### Exercise
Return each line of the data below exactly, omitting any pictures.
__________
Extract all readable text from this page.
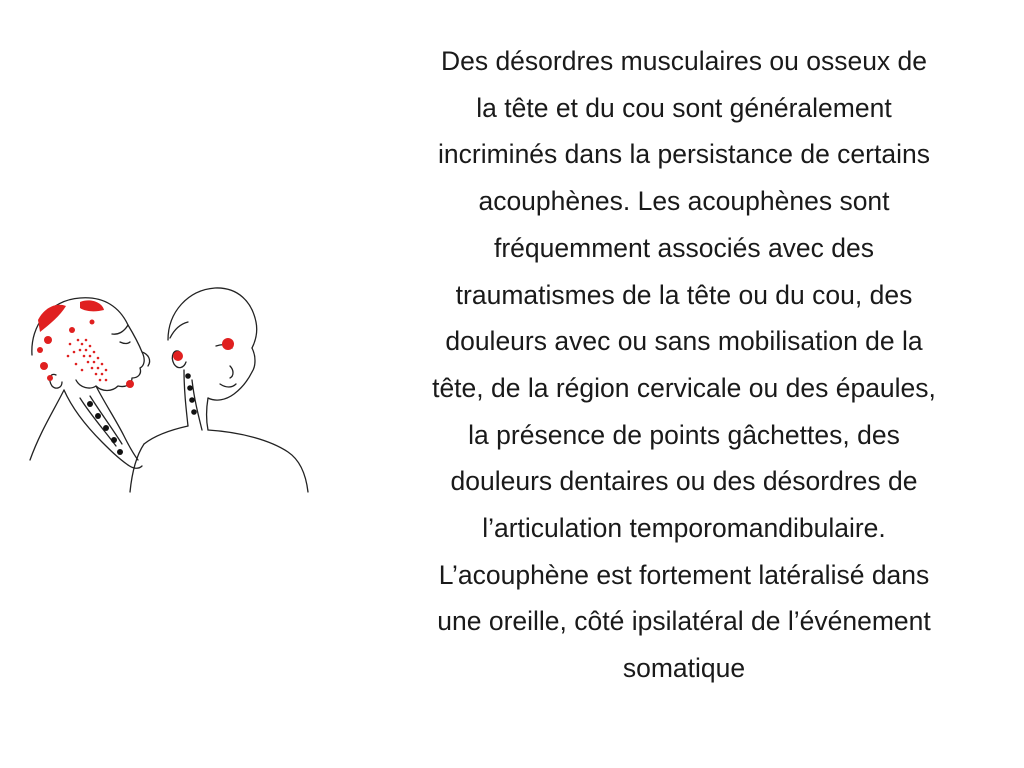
Des désordres musculaires ou osseux de
la tête et du cou sont généralement
incriminés dans la persistance de certains
acouphènes. Les acouphènes sont
fréquemment associés avec des
traumatismes de la tête ou du cou, des
douleurs avec ou sans mobilisation de la
tête, de la région cervicale ou des épaules,
la présence de points gâchettes, des
douleurs dentaires ou des désordres de
l’articulation temporomandibulaire.
L’acouphène est fortement latéralisé dans
une oreille, côté ipsilatéral de l’événement
somatique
__________
### Response below
Extract all readable text from this page.
Des désordres musculaires ou osseux de
la tête et du cou sont généralement
incriminés dans la persistance de certains
acouphènes. Les acouphènes sont
fréquemment associés avec des
traumatismes de la tête ou du cou, des
douleurs avec ou sans mobilisation de la
tête, de la région cervicale ou des épaules,
la présence de points gâchettes, des
douleurs dentaires ou des désordres de
l’articulation temporomandibulaire.
L’acouphène est fortement latéralisé dans
une oreille, côté ipsilatéral de l’événement
somatique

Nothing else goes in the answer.